▶ _Goal_: Find every line in the records that holds the string "dinner". Copy each one.

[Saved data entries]
::::::::::

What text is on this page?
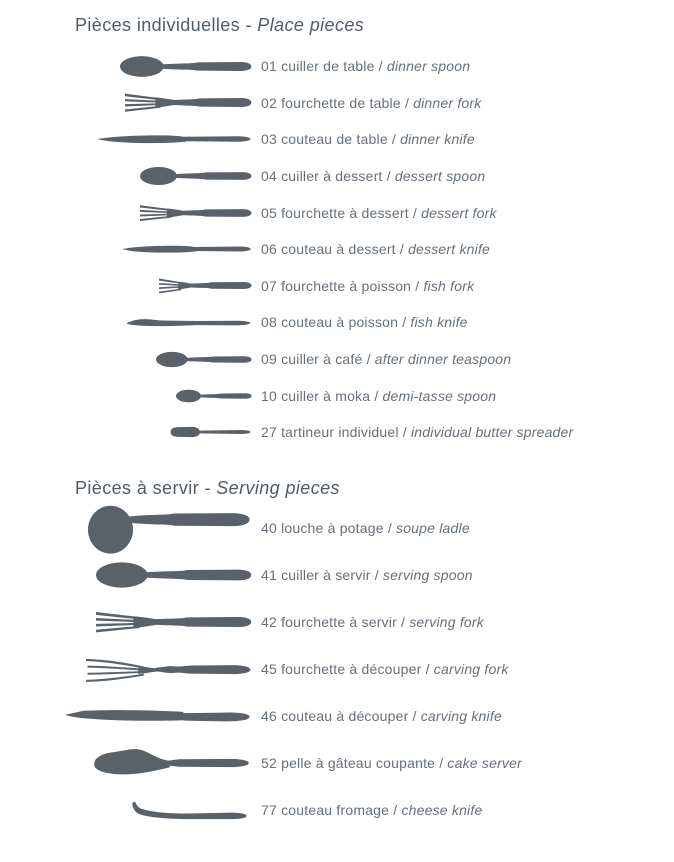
Pièces individuelles - Place pieces
01 cuiller de table / dinner spoon
02 fourchette de table / dinner fork
03 couteau de table / dinner knife
04 cuiller à dessert / dessert spoon
05 fourchette à dessert / dessert fork
06 couteau à dessert / dessert knife
07 fourchette à poisson / fish fork
08 couteau à poisson / fish knife
09 cuiller à café / after dinner teaspoon
10 cuiller à moka / demi-tasse spoon
27 tartineur individuel / individual butter spreader
Pièces à servir - Serving pieces
40 louche à potage / soupe ladle
41 cuiller à servir / serving spoon
42 fourchette à servir / serving fork
45 fourchette à découper / carving fork
46 couteau à découper / carving knife
52 pelle à gâteau coupante / cake server
77 couteau fromage / cheese knife
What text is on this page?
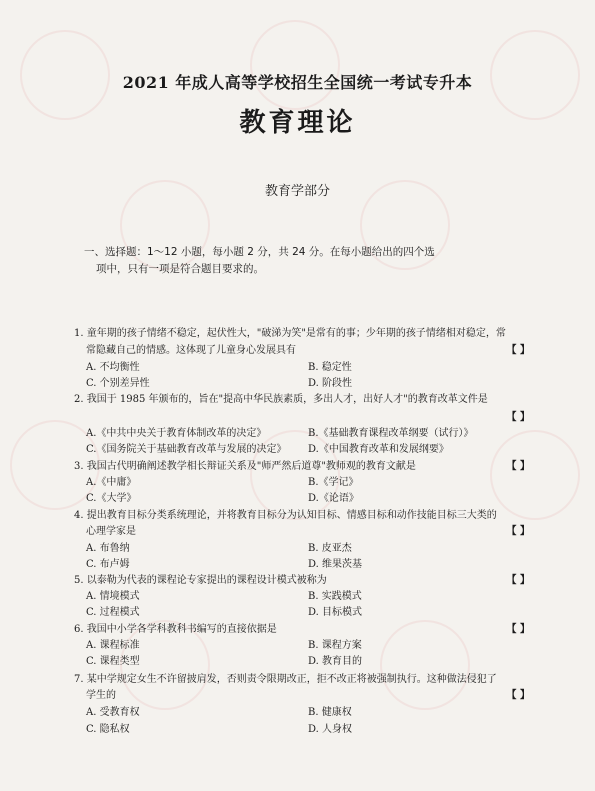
2021 年成人高等学校招生全国统一考试专升本
教育理论
教育学部分
一、选择题：1～12 小题，每小题 2 分，共 24 分。在每小题给出的四个选
项中，只有一项是符合题目要求的。
1. 童年期的孩子情绪不稳定，起伏性大，"破涕为笑"是常有的事；少年期的孩子情绪相对稳定，常
常隐藏自己的情感。这体现了儿童身心发展具有	【 】
A. 不均衡性	B. 稳定性
C. 个别差异性	D. 阶段性
2. 我国于 1985 年颁布的，旨在"提高中华民族素质，多出人才，出好人才"的教育改革文件是
【 】
A.《中共中央关于教育体制改革的决定》	B.《基础教育课程改革纲要（试行）》
C.《国务院关于基础教育改革与发展的决定》 D.《中国教育改革和发展纲要》
3. 我国古代明确阐述教学相长辩证关系及"师严然后道尊"教师观的教育文献是	【 】
A.《中庸》	B.《学记》
C.《大学》	D.《论语》
4. 提出教育目标分类系统理论，并将教育目标分为认知目标、情感目标和动作技能目标三大类的
心理学家是	【 】
A. 布鲁纳	B. 皮亚杰
C. 布卢姆	D. 维果茨基
5. 以泰勒为代表的课程论专家提出的课程设计模式被称为	【 】
A. 情境模式	B. 实践模式
C. 过程模式	D. 目标模式
6. 我国中小学各学科教科书编写的直接依据是	【 】
A. 课程标准	B. 课程方案
C. 课程类型	D. 教育目的
7. 某中学规定女生不许留披肩发，否则责令限期改正，拒不改正将被强制执行。这种做法侵犯了
学生的	【 】
A. 受教育权	B. 健康权
C. 隐私权	D. 人身权
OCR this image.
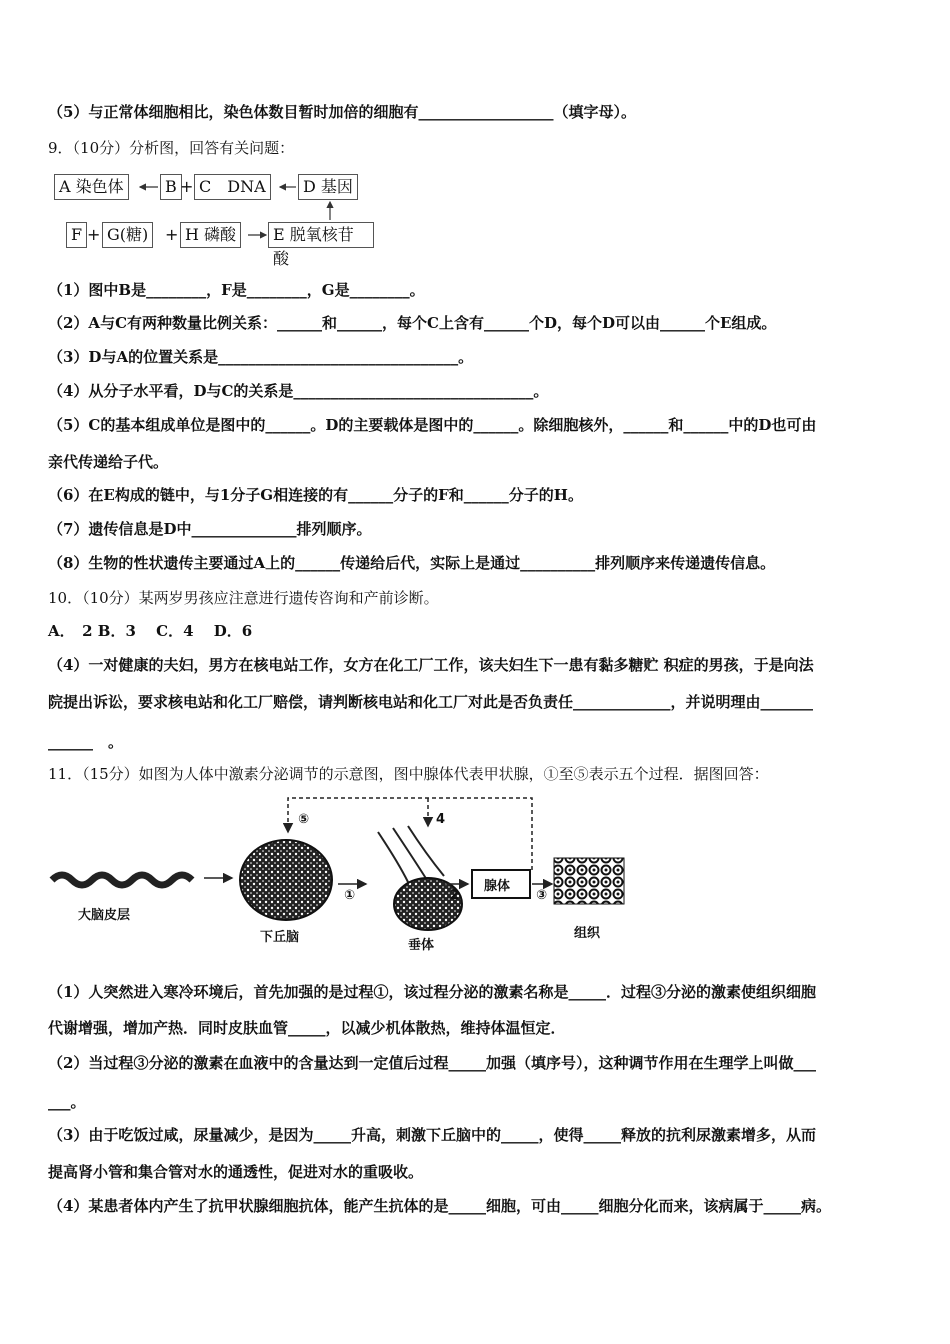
（5）与正常体细胞相比，染色体数目暂时加倍的细胞有__________________（填字母）。
9．（10分）分析图，回答有关问题：
A 染色体	B + C　DNA	D 基因
F + G(糖)	+ H 磷酸	E 脱氧核苷酸
（1）图中B是________，F是________，G是________。
（2）A与C有两种数量比例关系：______和______，每个C上含有______个D，每个D可以由______个E组成。
（3）D与A的位置关系是________________________________。
（4）从分子水平看，D与C的关系是________________________________。
（5）C的基本组成单位是图中的______。D的主要载体是图中的______。除细胞核外，______和______中的D也可由
亲代传递给子代。
（6）在E构成的链中，与1分子G相连接的有______分子的F和______分子的H。
（7）遗传信息是D中______________排列顺序。
（8）生物的性状遗传主要通过A上的______传递给后代，实际上是通过__________排列顺序来传递遗传信息。
10．（10分）某两岁男孩应注意进行遗传咨询和产前诊断。
A．　2 B．3　 C．4　 D．6
（4）一对健康的夫妇，男方在核电站工作，女方在化工厂工作，该夫妇生下一患有黏多糖贮 积症的男孩，于是向法
院提出诉讼，要求核电站和化工厂赔偿，请判断核电站和化工厂对此是否负责任_____________，并说明理由_______
______　。
11．（15分）如图为人体中激素分泌调节的示意图，图中腺体代表甲状腺，①至⑤表示五个过程．据图回答：
⑤	4
①	2	③
腺体
大脑皮层
下丘脑
垂体
组织
（1）人突然进入寒冷环境后，首先加强的是过程①，该过程分泌的激素名称是_____．过程③分泌的激素使组织细胞
代谢增强，增加产热．同时皮肤血管_____，以减少机体散热，维持体温恒定．
（2）当过程③分泌的激素在血液中的含量达到一定值后过程_____加强（填序号），这种调节作用在生理学上叫做___
___。
（3）由于吃饭过咸，尿量减少，是因为_____升高，刺激下丘脑中的_____，使得_____释放的抗利尿激素增多，从而
提高肾小管和集合管对水的通透性，促进对水的重吸收。
（4）某患者体内产生了抗甲状腺细胞抗体，能产生抗体的是_____细胞，可由_____细胞分化而来，该病属于_____病。
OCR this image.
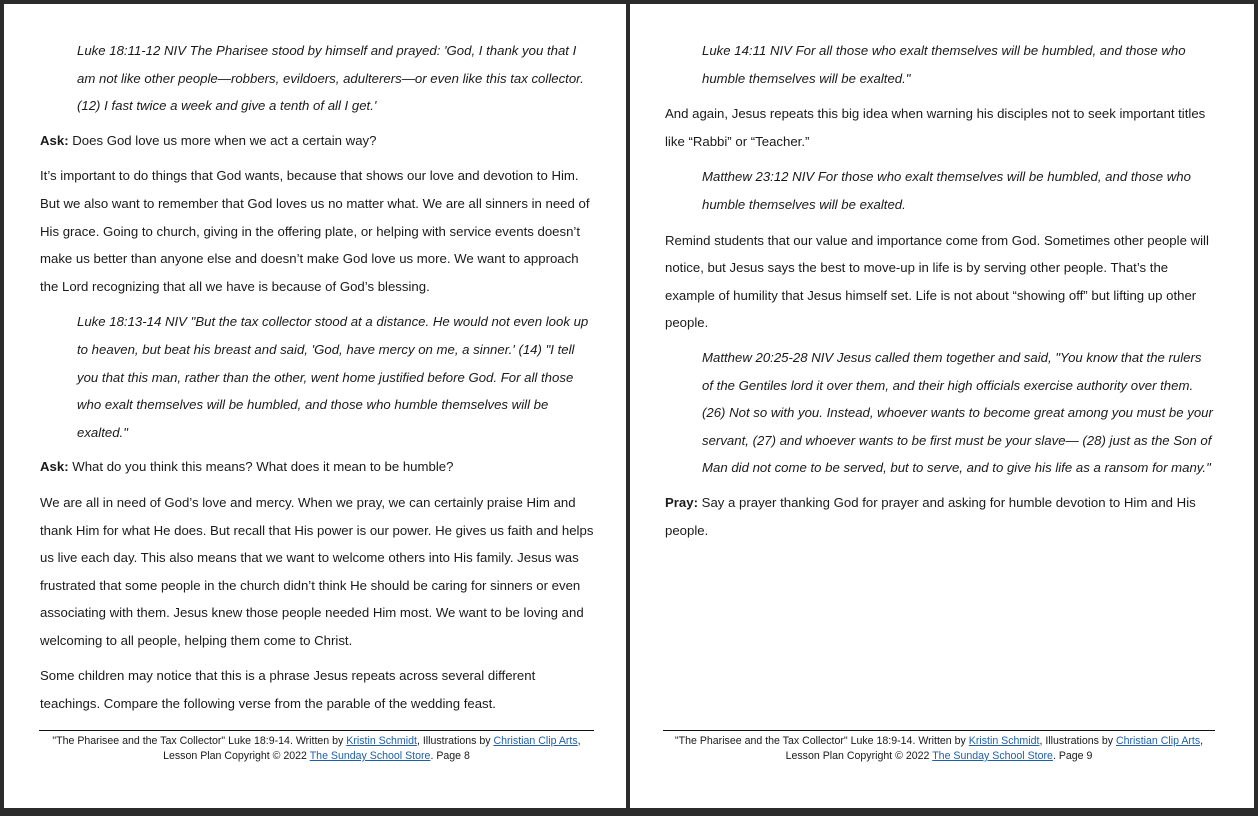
Luke 18:11-12 NIV The Pharisee stood by himself and prayed: 'God, I thank you that I am not like other people—robbers, evildoers, adulterers—or even like this tax collector. (12) I fast twice a week and give a tenth of all I get.'

Ask: Does God love us more when we act a certain way?

It’s important to do things that God wants, because that shows our love and devotion to Him. But we also want to remember that God loves us no matter what. We are all sinners in need of His grace. Going to church, giving in the offering plate, or helping with service events doesn’t make us better than anyone else and doesn’t make God love us more. We want to approach the Lord recognizing that all we have is because of God’s blessing.

Luke 18:13-14 NIV "But the tax collector stood at a distance. He would not even look up to heaven, but beat his breast and said, 'God, have mercy on me, a sinner.' (14) "I tell you that this man, rather than the other, went home justified before God. For all those who exalt themselves will be humbled, and those who humble themselves will be exalted."

Ask: What do you think this means? What does it mean to be humble?

We are all in need of God’s love and mercy. When we pray, we can certainly praise Him and thank Him for what He does. But recall that His power is our power. He gives us faith and helps us live each day. This also means that we want to welcome others into His family. Jesus was frustrated that some people in the church didn’t think He should be caring for sinners or even associating with them. Jesus knew those people needed Him most. We want to be loving and welcoming to all people, helping them come to Christ.

Some children may notice that this is a phrase Jesus repeats across several different teachings. Compare the following verse from the parable of the wedding feast.

"The Pharisee and the Tax Collector" Luke 18:9-14. Written by Kristin Schmidt, Illustrations by Christian Clip Arts, Lesson Plan Copyright © 2022 The Sunday School Store. Page 8

Luke 14:11 NIV For all those who exalt themselves will be humbled, and those who humble themselves will be exalted."

And again, Jesus repeats this big idea when warning his disciples not to seek important titles like “Rabbi” or “Teacher.”

Matthew 23:12 NIV For those who exalt themselves will be humbled, and those who humble themselves will be exalted.

Remind students that our value and importance come from God. Sometimes other people will notice, but Jesus says the best to move-up in life is by serving other people. That’s the example of humility that Jesus himself set. Life is not about “showing off” but lifting up other people.

Matthew 20:25-28 NIV Jesus called them together and said, "You know that the rulers of the Gentiles lord it over them, and their high officials exercise authority over them. (26) Not so with you. Instead, whoever wants to become great among you must be your servant, (27) and whoever wants to be first must be your slave— (28) just as the Son of Man did not come to be served, but to serve, and to give his life as a ransom for many."

Pray: Say a prayer thanking God for prayer and asking for humble devotion to Him and His people.

"The Pharisee and the Tax Collector" Luke 18:9-14. Written by Kristin Schmidt, Illustrations by Christian Clip Arts, Lesson Plan Copyright © 2022 The Sunday School Store. Page 9
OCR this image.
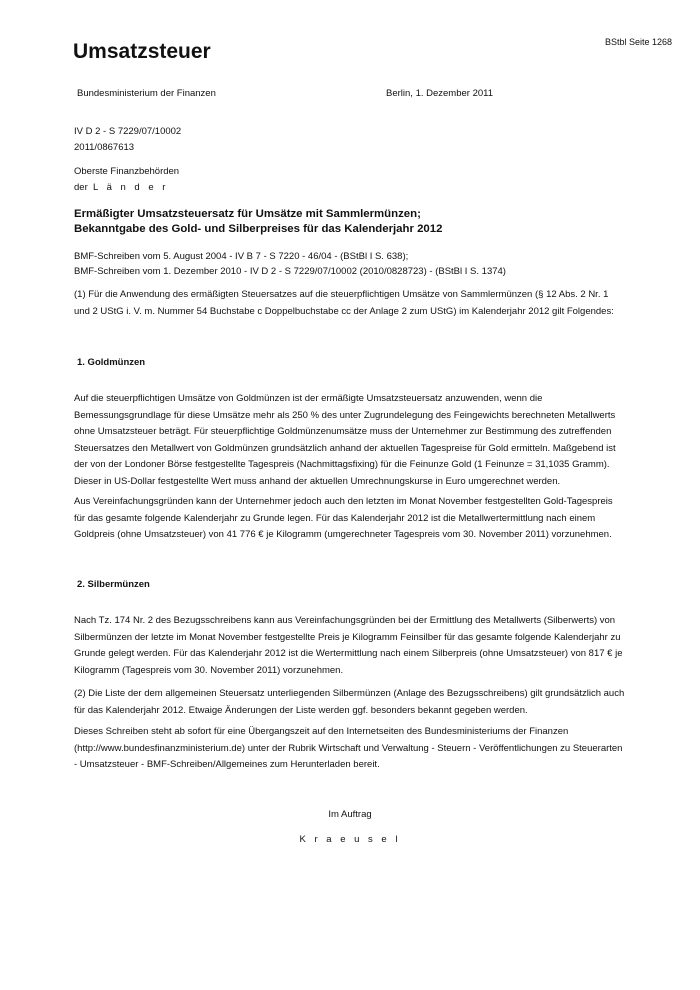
BStbl Seite 1268
Umsatzsteuer
Bundesministerium der Finanzen	Berlin, 1. Dezember 2011
IV D 2 - S 7229/07/10002
2011/0867613
Oberste Finanzbehörden
der L ä n d e r
Ermäßigter Umsatzsteuersatz für Umsätze mit Sammlermünzen;
Bekanntgabe des Gold- und Silberpreises für das Kalenderjahr 2012
BMF-Schreiben vom 5. August 2004 - IV B 7 - S 7220 - 46/04 - (BStBl I S. 638);
BMF-Schreiben vom 1. Dezember 2010 - IV D 2 - S 7229/07/10002 (2010/0828723) - (BStBl I S. 1374)

(1) Für die Anwendung des ermäßigten Steuersatzes auf die steuerpflichtigen Umsätze von Sammlermünzen (§ 12 Abs. 2 Nr. 1 und 2 UStG i. V. m. Nummer 54 Buchstabe c Doppelbuchstabe cc der Anlage 2 zum UStG) im Kalenderjahr 2012 gilt Folgendes:

1. Goldmünzen

Auf die steuerpflichtigen Umsätze von Goldmünzen ist der ermäßigte Umsatzsteuersatz anzuwenden, wenn die Bemessungsgrundlage für diese Umsätze mehr als 250 % des unter Zugrundelegung des Feingewichts berechneten Metallwerts ohne Umsatzsteuer beträgt. Für steuerpflichtige Goldmünzenumsätze muss der Unternehmer zur Bestimmung des zutreffenden Steuersatzes den Metallwert von Goldmünzen grundsätzlich anhand der aktuellen Tagespreise für Gold ermitteln. Maßgebend ist der von der Londoner Börse festgestellte Tagespreis (Nachmittagsfixing) für die Feinunze Gold (1 Feinunze = 31,1035 Gramm). Dieser in US-Dollar festgestellte Wert muss anhand der aktuellen Umrechnungskurse in Euro umgerechnet werden.

Aus Vereinfachungsgründen kann der Unternehmer jedoch auch den letzten im Monat November festgestellten Gold-Tagespreis für das gesamte folgende Kalenderjahr zu Grunde legen. Für das Kalenderjahr 2012 ist die Metallwertermittlung nach einem Goldpreis (ohne Umsatzsteuer) von 41 776 € je Kilogramm (umgerechneter Tagespreis vom 30. November 2011) vorzunehmen.

2. Silbermünzen

Nach Tz. 174 Nr. 2 des Bezugsschreibens kann aus Vereinfachungsgründen bei der Ermittlung des Metallwerts (Silberwerts) von Silbermünzen der letzte im Monat November festgestellte Preis je Kilogramm Feinsilber für das gesamte folgende Kalenderjahr zu Grunde gelegt werden. Für das Kalenderjahr 2012 ist die Wertermittlung nach einem Silberpreis (ohne Umsatzsteuer) von 817 € je Kilogramm (Tagespreis vom 30. November 2011) vorzunehmen.

(2) Die Liste der dem allgemeinen Steuersatz unterliegenden Silbermünzen (Anlage des Bezugsschreibens) gilt grundsätzlich auch für das Kalenderjahr 2012. Etwaige Änderungen der Liste werden ggf. besonders bekannt gegeben werden.

Dieses Schreiben steht ab sofort für eine Übergangszeit auf den Internetseiten des Bundesministeriums der Finanzen (http://www.bundesfinanzministerium.de) unter der Rubrik Wirtschaft und Verwaltung - Steuern - Veröffentlichungen zu Steuerarten - Umsatzsteuer - BMF-Schreiben/Allgemeines zum Herunterladen bereit.

Im Auftrag
K r a e u s e l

::::::::::

▶ _Response_:
01 cuiller de table / dinner spoon
02 fourchette de table / dinner fork
03 couteau de table / dinner knife
09 cuiller à café / after dinner teaspoon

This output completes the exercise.